— Start of RECORDS PROVIDED —

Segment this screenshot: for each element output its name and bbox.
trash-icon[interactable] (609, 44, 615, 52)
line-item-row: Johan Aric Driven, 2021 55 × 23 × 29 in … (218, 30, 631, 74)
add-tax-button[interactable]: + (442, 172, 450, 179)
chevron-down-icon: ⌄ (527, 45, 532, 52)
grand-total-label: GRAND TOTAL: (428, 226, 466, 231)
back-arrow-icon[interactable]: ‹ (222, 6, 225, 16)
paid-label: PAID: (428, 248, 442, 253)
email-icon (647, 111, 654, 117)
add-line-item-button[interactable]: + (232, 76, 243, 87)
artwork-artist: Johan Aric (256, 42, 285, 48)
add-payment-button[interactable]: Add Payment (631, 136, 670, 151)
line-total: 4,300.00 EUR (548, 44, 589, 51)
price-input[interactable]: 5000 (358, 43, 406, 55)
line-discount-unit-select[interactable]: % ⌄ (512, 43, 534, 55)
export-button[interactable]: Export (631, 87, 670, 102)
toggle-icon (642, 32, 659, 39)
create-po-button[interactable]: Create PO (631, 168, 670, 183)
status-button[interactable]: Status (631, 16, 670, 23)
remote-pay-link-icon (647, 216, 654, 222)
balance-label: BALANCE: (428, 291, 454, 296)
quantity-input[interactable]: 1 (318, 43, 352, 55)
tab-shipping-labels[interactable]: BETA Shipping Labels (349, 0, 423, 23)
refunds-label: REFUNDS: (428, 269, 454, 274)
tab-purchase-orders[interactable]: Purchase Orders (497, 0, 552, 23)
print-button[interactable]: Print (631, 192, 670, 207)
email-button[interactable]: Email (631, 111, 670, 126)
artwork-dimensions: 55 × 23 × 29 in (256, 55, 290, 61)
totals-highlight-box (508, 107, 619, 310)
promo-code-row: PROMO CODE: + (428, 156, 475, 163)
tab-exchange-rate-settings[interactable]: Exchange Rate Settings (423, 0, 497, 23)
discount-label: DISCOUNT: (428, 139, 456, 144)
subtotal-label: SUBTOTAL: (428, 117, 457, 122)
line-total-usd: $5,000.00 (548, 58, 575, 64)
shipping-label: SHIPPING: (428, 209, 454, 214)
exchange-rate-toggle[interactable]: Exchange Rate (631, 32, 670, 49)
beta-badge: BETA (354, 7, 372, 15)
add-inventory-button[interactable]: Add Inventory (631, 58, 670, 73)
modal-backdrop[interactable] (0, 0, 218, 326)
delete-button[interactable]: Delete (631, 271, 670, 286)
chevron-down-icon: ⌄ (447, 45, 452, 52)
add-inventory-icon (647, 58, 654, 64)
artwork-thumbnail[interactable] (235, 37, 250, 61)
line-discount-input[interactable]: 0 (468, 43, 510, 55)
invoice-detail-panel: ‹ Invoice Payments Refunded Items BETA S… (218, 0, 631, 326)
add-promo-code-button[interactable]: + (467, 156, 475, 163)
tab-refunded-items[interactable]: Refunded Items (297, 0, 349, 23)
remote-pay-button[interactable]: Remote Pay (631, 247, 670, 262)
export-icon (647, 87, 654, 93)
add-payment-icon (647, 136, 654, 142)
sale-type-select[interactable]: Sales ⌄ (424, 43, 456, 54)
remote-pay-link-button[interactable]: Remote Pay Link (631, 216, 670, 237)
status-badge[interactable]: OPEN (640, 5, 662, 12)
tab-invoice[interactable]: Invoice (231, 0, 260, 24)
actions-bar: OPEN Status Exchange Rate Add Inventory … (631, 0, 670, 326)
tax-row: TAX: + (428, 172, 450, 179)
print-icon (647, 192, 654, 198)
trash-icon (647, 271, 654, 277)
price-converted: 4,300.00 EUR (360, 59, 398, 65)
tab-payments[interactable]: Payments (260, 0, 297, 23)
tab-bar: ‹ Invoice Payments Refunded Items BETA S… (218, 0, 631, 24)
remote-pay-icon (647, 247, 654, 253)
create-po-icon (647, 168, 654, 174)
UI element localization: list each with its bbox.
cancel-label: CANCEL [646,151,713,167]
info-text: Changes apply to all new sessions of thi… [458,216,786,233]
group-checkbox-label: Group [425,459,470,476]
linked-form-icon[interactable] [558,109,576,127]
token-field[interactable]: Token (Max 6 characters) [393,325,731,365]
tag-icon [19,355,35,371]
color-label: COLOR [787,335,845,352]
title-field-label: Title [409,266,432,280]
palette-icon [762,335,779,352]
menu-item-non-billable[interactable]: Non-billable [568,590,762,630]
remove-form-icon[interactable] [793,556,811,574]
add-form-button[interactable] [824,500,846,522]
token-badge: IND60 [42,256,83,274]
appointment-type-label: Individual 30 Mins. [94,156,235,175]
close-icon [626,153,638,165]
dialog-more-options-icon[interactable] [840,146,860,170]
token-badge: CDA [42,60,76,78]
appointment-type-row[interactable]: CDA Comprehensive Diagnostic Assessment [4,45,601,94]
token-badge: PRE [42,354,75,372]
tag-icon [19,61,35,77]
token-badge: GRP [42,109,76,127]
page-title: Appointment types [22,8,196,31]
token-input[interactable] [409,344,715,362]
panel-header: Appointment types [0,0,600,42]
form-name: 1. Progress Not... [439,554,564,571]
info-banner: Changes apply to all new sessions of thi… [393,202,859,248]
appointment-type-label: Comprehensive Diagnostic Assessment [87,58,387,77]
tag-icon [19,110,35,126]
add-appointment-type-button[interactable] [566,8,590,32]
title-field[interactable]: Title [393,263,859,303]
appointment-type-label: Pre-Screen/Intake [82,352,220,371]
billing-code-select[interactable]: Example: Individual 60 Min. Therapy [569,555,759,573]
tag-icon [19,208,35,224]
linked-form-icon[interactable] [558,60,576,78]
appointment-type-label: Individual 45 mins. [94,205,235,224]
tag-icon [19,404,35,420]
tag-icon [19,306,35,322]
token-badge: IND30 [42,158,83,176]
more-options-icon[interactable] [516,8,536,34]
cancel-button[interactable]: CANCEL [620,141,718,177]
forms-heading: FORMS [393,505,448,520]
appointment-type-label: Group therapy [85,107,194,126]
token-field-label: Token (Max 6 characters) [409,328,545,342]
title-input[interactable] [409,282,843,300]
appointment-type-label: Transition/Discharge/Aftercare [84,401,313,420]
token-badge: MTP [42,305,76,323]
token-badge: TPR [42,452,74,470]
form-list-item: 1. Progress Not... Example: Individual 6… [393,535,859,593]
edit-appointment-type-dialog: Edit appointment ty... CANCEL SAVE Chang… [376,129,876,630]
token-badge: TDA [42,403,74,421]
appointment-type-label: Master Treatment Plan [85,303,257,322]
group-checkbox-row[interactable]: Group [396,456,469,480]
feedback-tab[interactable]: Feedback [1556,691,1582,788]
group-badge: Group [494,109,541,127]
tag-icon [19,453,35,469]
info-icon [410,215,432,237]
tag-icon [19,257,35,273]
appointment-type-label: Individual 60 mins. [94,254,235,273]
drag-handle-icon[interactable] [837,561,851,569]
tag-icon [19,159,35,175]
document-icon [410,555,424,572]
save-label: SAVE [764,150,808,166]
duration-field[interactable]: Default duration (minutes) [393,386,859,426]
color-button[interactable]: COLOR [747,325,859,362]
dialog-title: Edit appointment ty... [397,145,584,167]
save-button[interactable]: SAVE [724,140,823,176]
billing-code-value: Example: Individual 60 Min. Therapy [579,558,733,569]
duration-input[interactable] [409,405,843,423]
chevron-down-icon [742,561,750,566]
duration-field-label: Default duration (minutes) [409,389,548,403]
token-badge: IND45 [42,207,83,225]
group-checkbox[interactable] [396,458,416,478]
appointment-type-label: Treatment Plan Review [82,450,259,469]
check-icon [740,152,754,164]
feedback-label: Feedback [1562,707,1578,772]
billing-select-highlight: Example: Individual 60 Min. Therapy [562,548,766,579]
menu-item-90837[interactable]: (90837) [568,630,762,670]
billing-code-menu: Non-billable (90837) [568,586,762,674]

— End of RECORDS PROVIDED —

_REQUIRED WORK_
Reproduce the listing above word for word, starting at its first line and ending at the line that contains "refunds-label: REFUNDS: (428, 269, 454, 274)", with both of those lines included.

_PROBLEM SOLUTION_
Segment this screenshot: for each element output its name and bbox.
trash-icon[interactable] (609, 44, 615, 52)
line-item-row: Johan Aric Driven, 2021 55 × 23 × 29 in … (218, 30, 631, 74)
add-tax-button[interactable]: + (442, 172, 450, 179)
chevron-down-icon: ⌄ (527, 45, 532, 52)
grand-total-label: GRAND TOTAL: (428, 226, 466, 231)
back-arrow-icon[interactable]: ‹ (222, 6, 225, 16)
paid-label: PAID: (428, 248, 442, 253)
email-icon (647, 111, 654, 117)
add-line-item-button[interactable]: + (232, 76, 243, 87)
artwork-artist: Johan Aric (256, 42, 285, 48)
add-payment-button[interactable]: Add Payment (631, 136, 670, 151)
line-total: 4,300.00 EUR (548, 44, 589, 51)
price-input[interactable]: 5000 (358, 43, 406, 55)
line-discount-unit-select[interactable]: % ⌄ (512, 43, 534, 55)
export-button[interactable]: Export (631, 87, 670, 102)
toggle-icon (642, 32, 659, 39)
create-po-button[interactable]: Create PO (631, 168, 670, 183)
status-button[interactable]: Status (631, 16, 670, 23)
remote-pay-link-icon (647, 216, 654, 222)
balance-label: BALANCE: (428, 291, 454, 296)
quantity-input[interactable]: 1 (318, 43, 352, 55)
tab-shipping-labels[interactable]: BETA Shipping Labels (349, 0, 423, 23)
refunds-label: REFUNDS: (428, 269, 454, 274)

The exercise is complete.